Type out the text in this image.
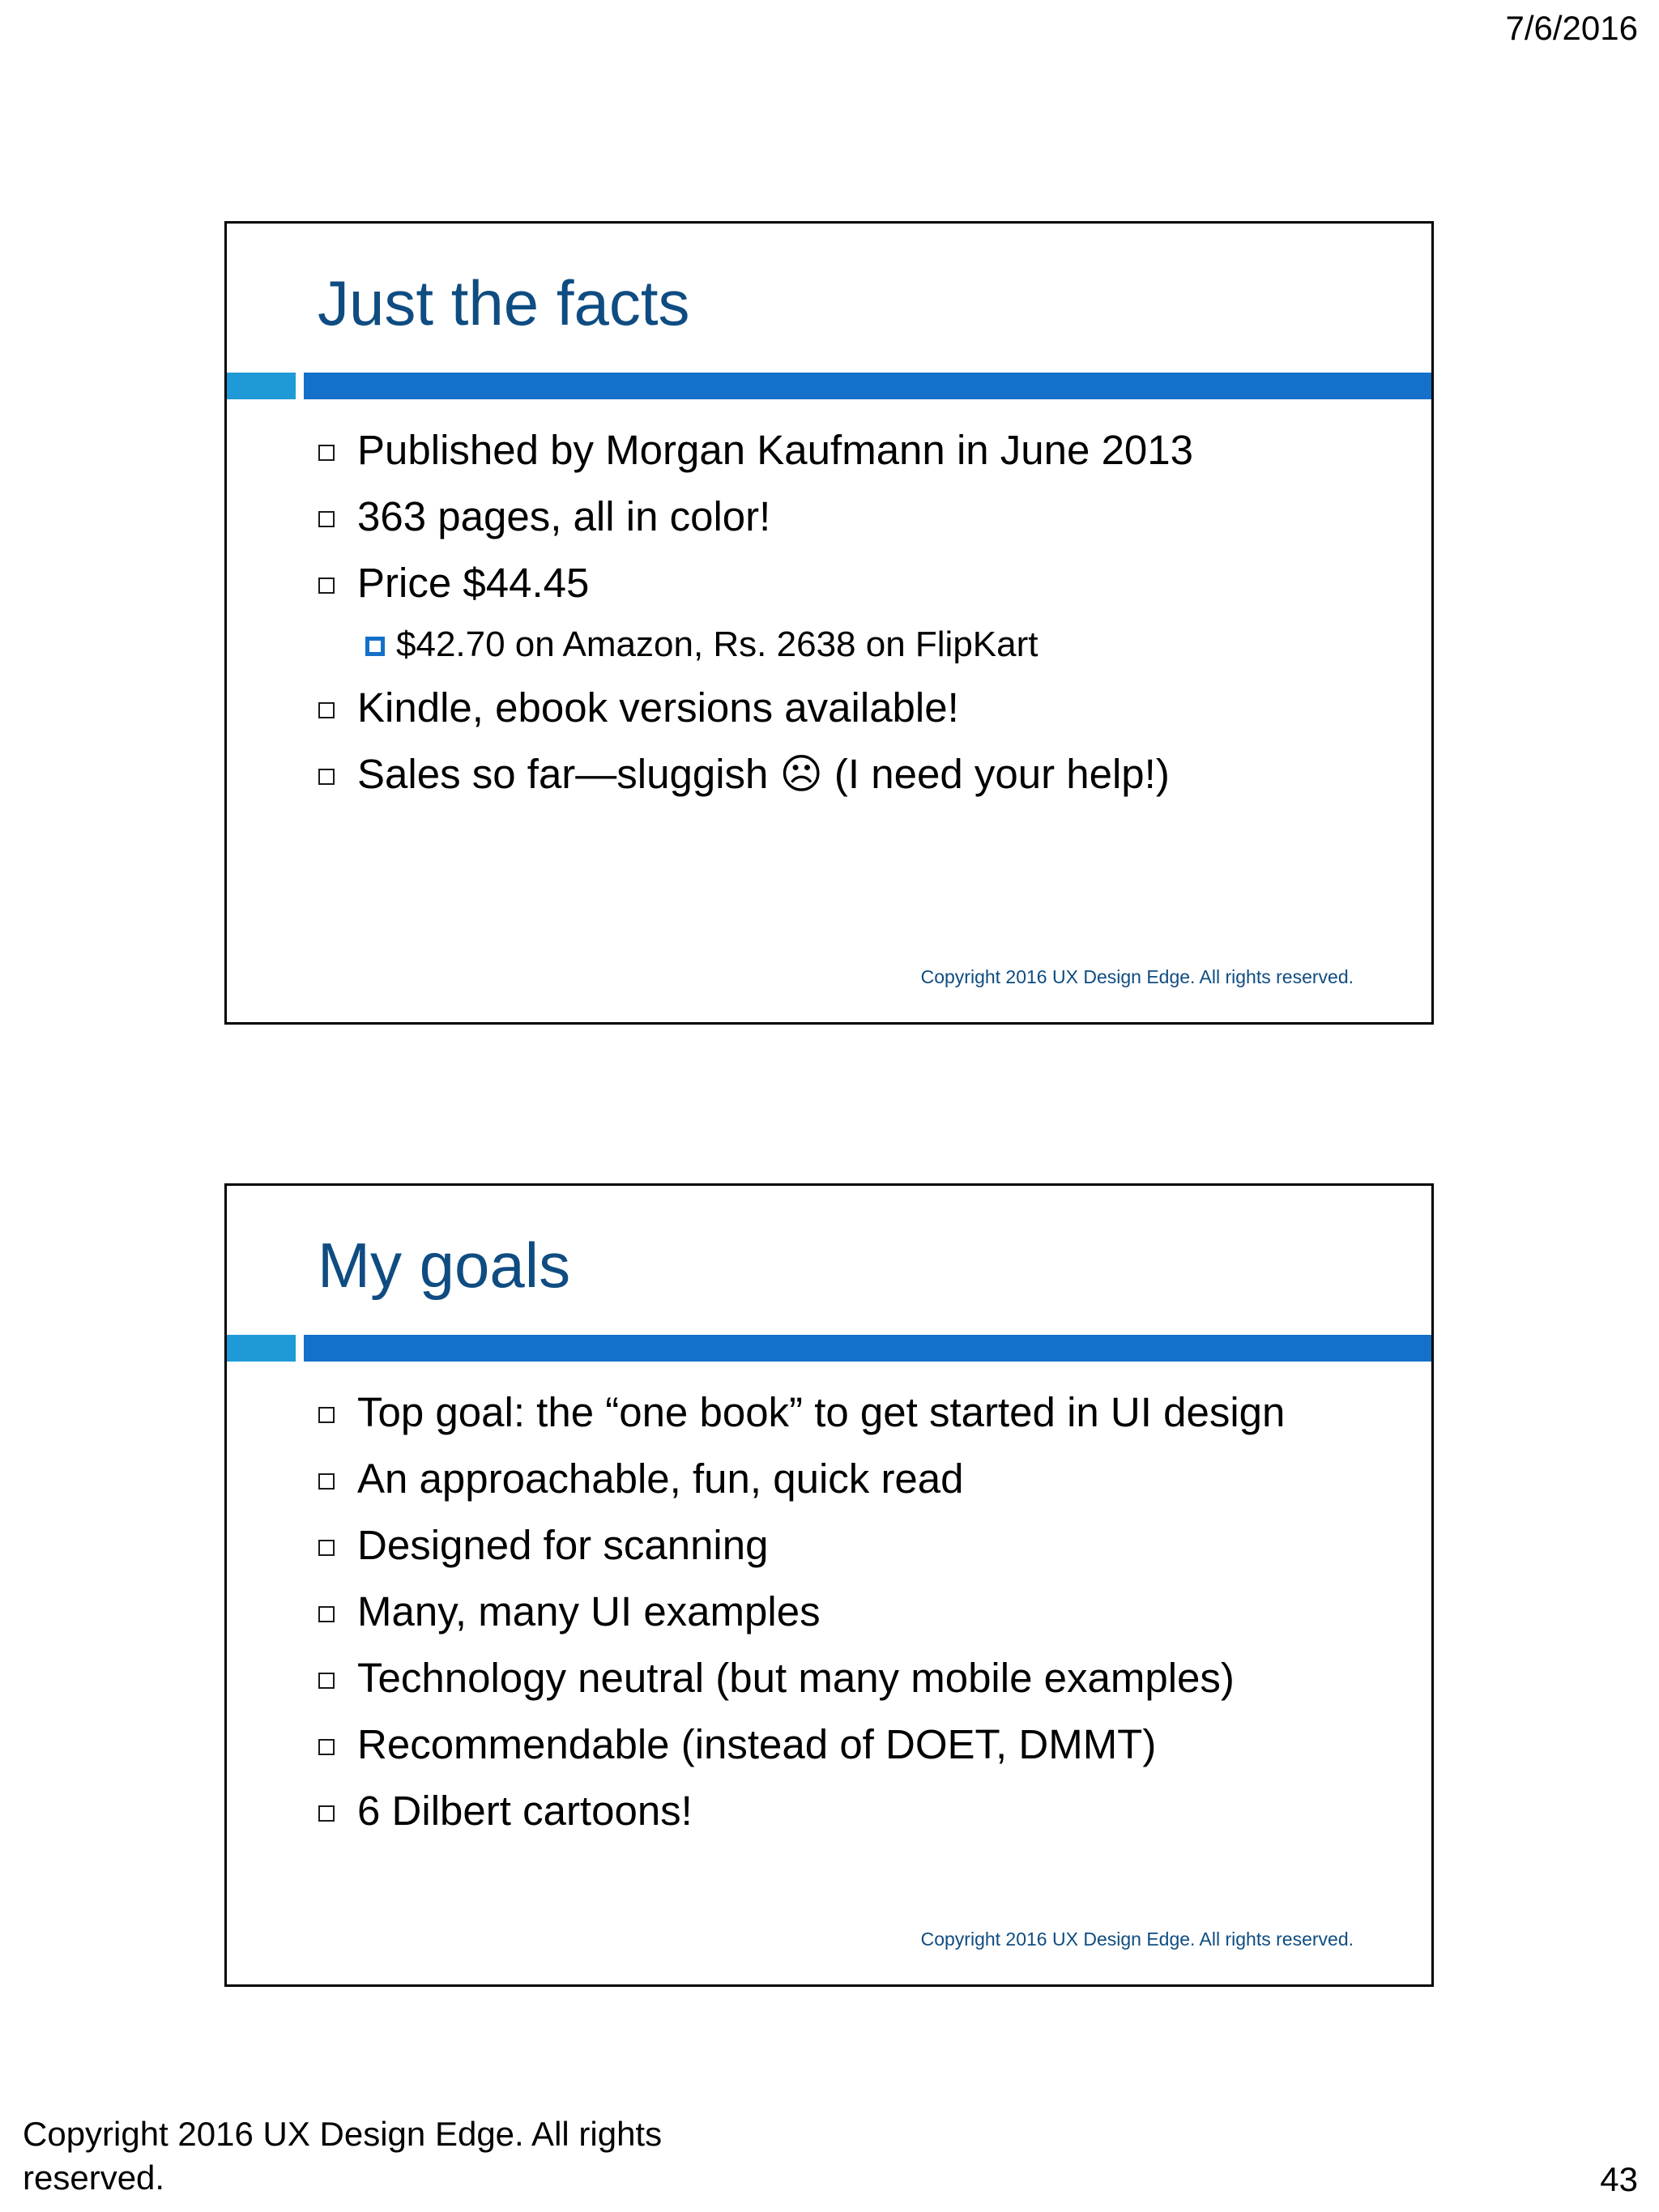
7/6/2016
Just the facts
Published by Morgan Kaufmann in June 2013
363 pages, all in color!
Price $44.45
$42.70 on Amazon, Rs. 2638 on FlipKart
Kindle, ebook versions available!
Sales so far—sluggish ☹ (I need your help!)
Copyright 2016 UX Design Edge. All rights reserved.
My goals
Top goal: the “one book” to get started in UI design
An approachable, fun, quick read
Designed for scanning
Many, many UI examples
Technology neutral (but many mobile examples)
Recommendable (instead of DOET, DMMT)
6 Dilbert cartoons!
Copyright 2016 UX Design Edge. All rights reserved.
Copyright 2016 UX Design Edge. All rights reserved.	43
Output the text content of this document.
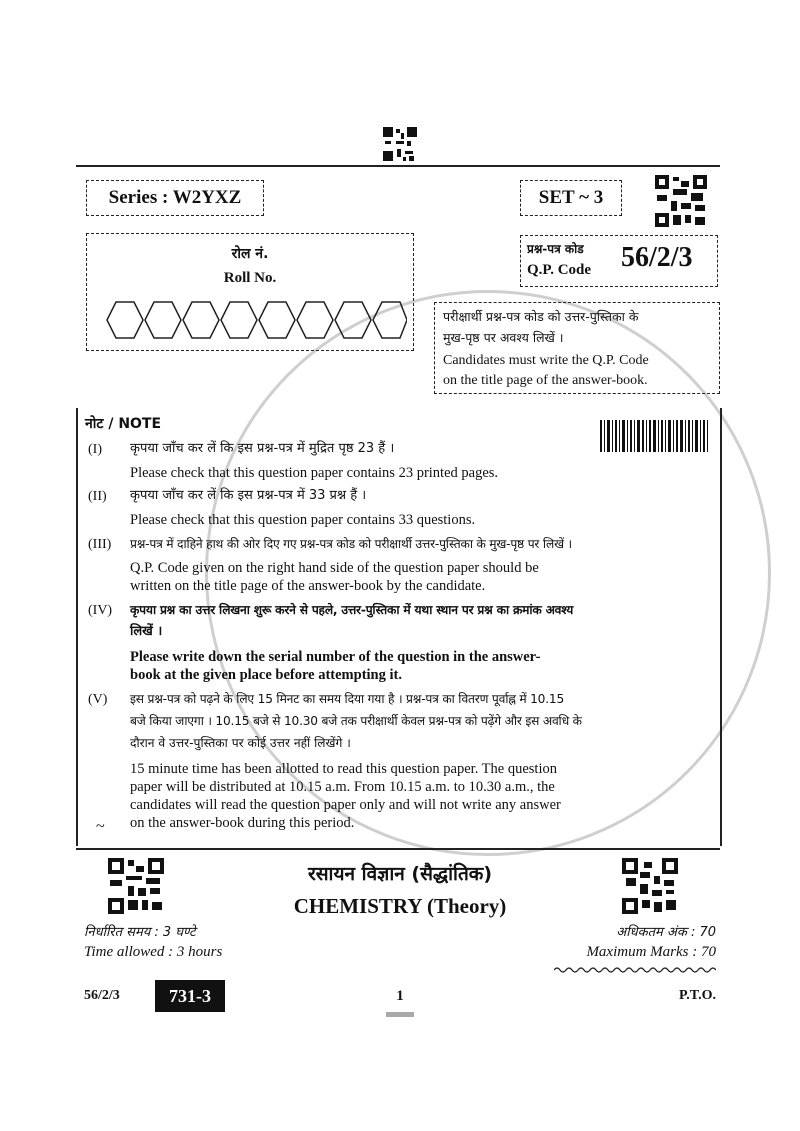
Series : W2YXZ	SET ~ 3
रोल नं.
Roll No.
प्रश्न-पत्र कोड
Q.P. Code 56/2/3
परीक्षार्थी प्रश्न-पत्र कोड को उत्तर-पुस्तिका के
मुख-पृष्ठ पर अवश्य लिखें ।
Candidates must write the Q.P. Code
on the title page of the answer-book.
नोट / NOTE
(I) कृपया जाँच कर लें कि इस प्रश्न-पत्र में मुद्रित पृष्ठ 23 हैं ।
Please check that this question paper contains 23 printed pages.
(II) कृपया जाँच कर लें कि इस प्रश्न-पत्र में 33 प्रश्न हैं ।
Please check that this question paper contains 33 questions.
(III) प्रश्न-पत्र में दाहिने हाथ की ओर दिए गए प्रश्न-पत्र कोड को परीक्षार्थी उत्तर-पुस्तिका के मुख-पृष्ठ पर लिखें ।
Q.P. Code given on the right hand side of the question paper should be
written on the title page of the answer-book by the candidate.
(IV) कृपया प्रश्न का उत्तर लिखना शुरू करने से पहले, उत्तर-पुस्तिका में यथा स्थान पर प्रश्न का क्रमांक अवश्य
लिखें ।
Please write down the serial number of the question in the answer-
book at the given place before attempting it.
(V) इस प्रश्न-पत्र को पढ़ने के लिए 15 मिनट का समय दिया गया है । प्रश्न-पत्र का वितरण पूर्वाह्न में 10.15
बजे किया जाएगा । 10.15 बजे से 10.30 बजे तक परीक्षार्थी केवल प्रश्न-पत्र को पढ़ेंगे और इस अवधि के
दौरान वे उत्तर-पुस्तिका पर कोई उत्तर नहीं लिखेंगे ।
15 minute time has been allotted to read this question paper. The question
paper will be distributed at 10.15 a.m. From 10.15 a.m. to 10.30 a.m., the
candidates will read the question paper only and will not write any answer
on the answer-book during this period.
~
रसायन विज्ञान (सैद्धांतिक)
CHEMISTRY (Theory)
निर्धारित समय : 3 घण्टे
Time allowed : 3 hours
अधिकतम अंक : 70
Maximum Marks : 70
56/2/3	731-3	1	P.T.O.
● ● ● ● ●
Repeat the data in full and exactly. Omit pictures.

- **Written solution**:
Type out the text in this image.
7/6/2016
Just the facts
Published by Morgan Kaufmann in June 2013
363 pages, all in color!
Price $44.45
$42.70 on Amazon, Rs. 2638 on FlipKart
Kindle, ebook versions available!
Sales so far—sluggish ☹ (I need your help!)
Copyright 2016 UX Design Edge. All rights reserved.
My goals
Top goal: the “one book” to get started in UI design
An approachable, fun, quick read
Designed for scanning
Many, many UI examples
Technology neutral (but many mobile examples)
Recommendable (instead of DOET, DMMT)
6 Dilbert cartoons!
Copyright 2016 UX Design Edge. All rights reserved.
Copyright 2016 UX Design Edge. All rights reserved.	43
Output the text content of this document.
Series : W2YXZ	SET ~ 3
रोल नं.
Roll No.
प्रश्न-पत्र कोड
Q.P. Code 56/2/3
परीक्षार्थी प्रश्न-पत्र कोड को उत्तर-पुस्तिका के
मुख-पृष्ठ पर अवश्य लिखें ।
Candidates must write the Q.P. Code
on the title page of the answer-book.
नोट / NOTE
(I) कृपया जाँच कर लें कि इस प्रश्न-पत्र में मुद्रित पृष्ठ 23 हैं ।
Please check that this question paper contains 23 printed pages.
(II) कृपया जाँच कर लें कि इस प्रश्न-पत्र में 33 प्रश्न हैं ।
Please check that this question paper contains 33 questions.
(III) प्रश्न-पत्र में दाहिने हाथ की ओर दिए गए प्रश्न-पत्र कोड को परीक्षार्थी उत्तर-पुस्तिका के मुख-पृष्ठ पर लिखें ।
Q.P. Code given on the right hand side of the question paper should be
written on the title page of the answer-book by the candidate.
(IV) कृपया प्रश्न का उत्तर लिखना शुरू करने से पहले, उत्तर-पुस्तिका में यथा स्थान पर प्रश्न का क्रमांक अवश्य
लिखें ।
Please write down the serial number of the question in the answer-
book at the given place before attempting it.
(V) इस प्रश्न-पत्र को पढ़ने के लिए 15 मिनट का समय दिया गया है । प्रश्न-पत्र का वितरण पूर्वाह्न में 10.15
बजे किया जाएगा । 10.15 बजे से 10.30 बजे तक परीक्षार्थी केवल प्रश्न-पत्र को पढ़ेंगे और इस अवधि के
दौरान वे उत्तर-पुस्तिका पर कोई उत्तर नहीं लिखेंगे ।
15 minute time has been allotted to read this question paper. The question
paper will be distributed at 10.15 a.m. From 10.15 a.m. to 10.30 a.m., the
candidates will read the question paper only and will not write any answer
on the answer-book during this period.
~
रसायन विज्ञान (सैद्धांतिक)
CHEMISTRY (Theory)
निर्धारित समय : 3 घण्टे
Time allowed : 3 hours
अधिकतम अंक : 70
Maximum Marks : 70
56/2/3	731-3	1	P.T.O.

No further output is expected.